Stored rows
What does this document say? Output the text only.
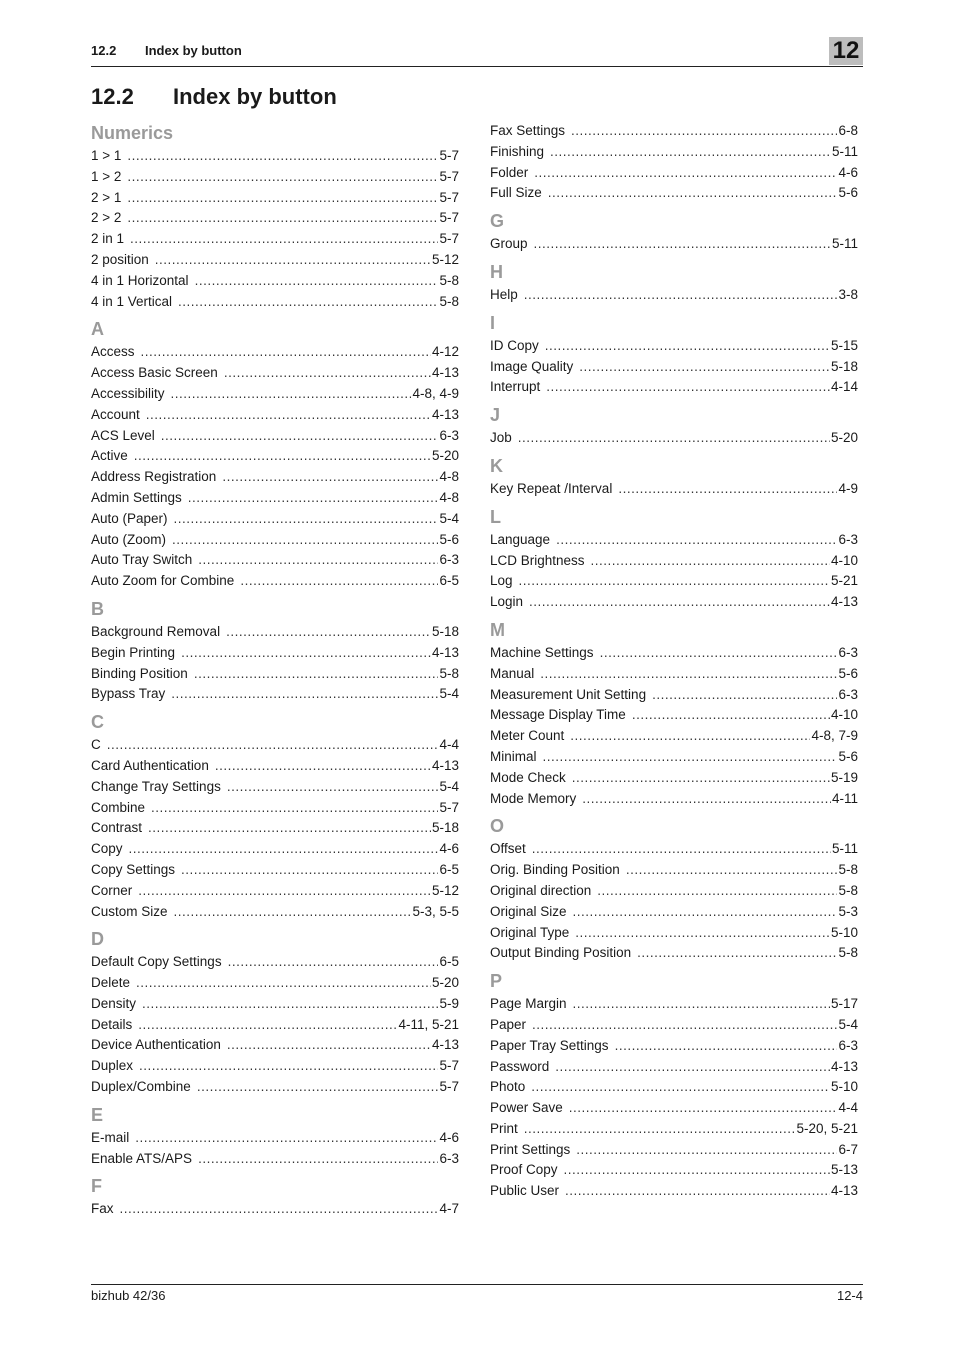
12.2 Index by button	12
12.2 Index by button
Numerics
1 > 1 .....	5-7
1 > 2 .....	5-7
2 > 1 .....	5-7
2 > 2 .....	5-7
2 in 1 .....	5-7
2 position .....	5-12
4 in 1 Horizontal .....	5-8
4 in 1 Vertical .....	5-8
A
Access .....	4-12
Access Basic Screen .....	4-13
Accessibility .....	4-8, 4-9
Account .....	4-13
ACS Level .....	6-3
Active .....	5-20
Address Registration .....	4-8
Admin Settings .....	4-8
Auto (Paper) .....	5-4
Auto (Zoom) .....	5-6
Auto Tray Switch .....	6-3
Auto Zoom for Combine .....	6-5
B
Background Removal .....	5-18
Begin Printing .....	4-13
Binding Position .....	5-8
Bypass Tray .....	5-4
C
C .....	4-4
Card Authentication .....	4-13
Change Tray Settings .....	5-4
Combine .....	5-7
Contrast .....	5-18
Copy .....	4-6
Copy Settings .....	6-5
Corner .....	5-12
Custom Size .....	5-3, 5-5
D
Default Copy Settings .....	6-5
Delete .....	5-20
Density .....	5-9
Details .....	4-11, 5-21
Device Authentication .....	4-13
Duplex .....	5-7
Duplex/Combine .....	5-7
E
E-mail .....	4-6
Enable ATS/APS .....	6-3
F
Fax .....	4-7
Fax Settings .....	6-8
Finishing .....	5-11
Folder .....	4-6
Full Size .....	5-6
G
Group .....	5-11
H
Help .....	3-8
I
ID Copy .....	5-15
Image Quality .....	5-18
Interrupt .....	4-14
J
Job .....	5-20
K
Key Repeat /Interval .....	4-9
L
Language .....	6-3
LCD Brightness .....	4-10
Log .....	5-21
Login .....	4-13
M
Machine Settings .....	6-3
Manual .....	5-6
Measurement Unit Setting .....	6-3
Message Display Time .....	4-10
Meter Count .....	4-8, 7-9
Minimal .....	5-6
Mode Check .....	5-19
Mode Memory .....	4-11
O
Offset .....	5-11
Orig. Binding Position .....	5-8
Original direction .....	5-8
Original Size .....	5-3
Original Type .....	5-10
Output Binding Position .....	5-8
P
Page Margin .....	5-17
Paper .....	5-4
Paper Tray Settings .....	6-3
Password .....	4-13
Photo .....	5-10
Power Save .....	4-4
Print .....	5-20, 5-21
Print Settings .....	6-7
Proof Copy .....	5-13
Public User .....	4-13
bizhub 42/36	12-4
==
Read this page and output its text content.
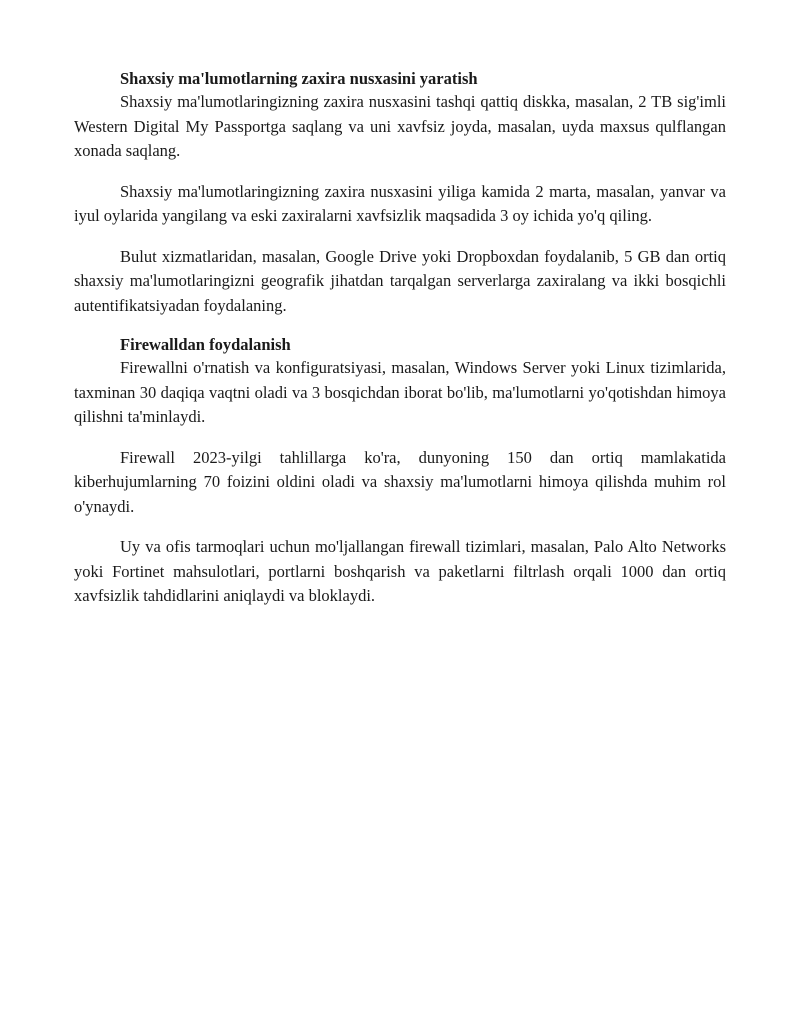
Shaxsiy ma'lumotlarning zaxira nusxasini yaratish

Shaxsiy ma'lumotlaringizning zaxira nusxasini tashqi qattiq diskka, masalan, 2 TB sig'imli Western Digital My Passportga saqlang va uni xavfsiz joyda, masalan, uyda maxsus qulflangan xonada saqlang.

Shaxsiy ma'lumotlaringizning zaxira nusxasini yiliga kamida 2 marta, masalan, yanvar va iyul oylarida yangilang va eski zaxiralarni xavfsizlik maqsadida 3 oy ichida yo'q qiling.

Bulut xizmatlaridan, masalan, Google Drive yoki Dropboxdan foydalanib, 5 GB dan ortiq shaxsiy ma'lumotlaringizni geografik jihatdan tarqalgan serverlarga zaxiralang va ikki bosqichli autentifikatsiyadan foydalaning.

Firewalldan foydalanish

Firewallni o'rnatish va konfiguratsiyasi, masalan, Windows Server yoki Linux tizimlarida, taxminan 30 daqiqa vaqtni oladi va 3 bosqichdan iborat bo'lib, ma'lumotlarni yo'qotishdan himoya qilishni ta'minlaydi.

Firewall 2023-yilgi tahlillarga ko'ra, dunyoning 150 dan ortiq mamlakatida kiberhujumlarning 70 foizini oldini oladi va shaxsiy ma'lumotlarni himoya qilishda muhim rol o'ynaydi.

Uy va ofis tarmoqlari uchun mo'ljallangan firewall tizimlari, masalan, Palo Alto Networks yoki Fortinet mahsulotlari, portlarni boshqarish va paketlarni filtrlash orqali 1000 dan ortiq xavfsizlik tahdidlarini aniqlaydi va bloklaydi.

Task objective
Which lines hold the word "Zoom"? Copy every one of them.

Solution for this problem
Auto (Zoom) .....	5-6
Auto Zoom for Combine .....	6-5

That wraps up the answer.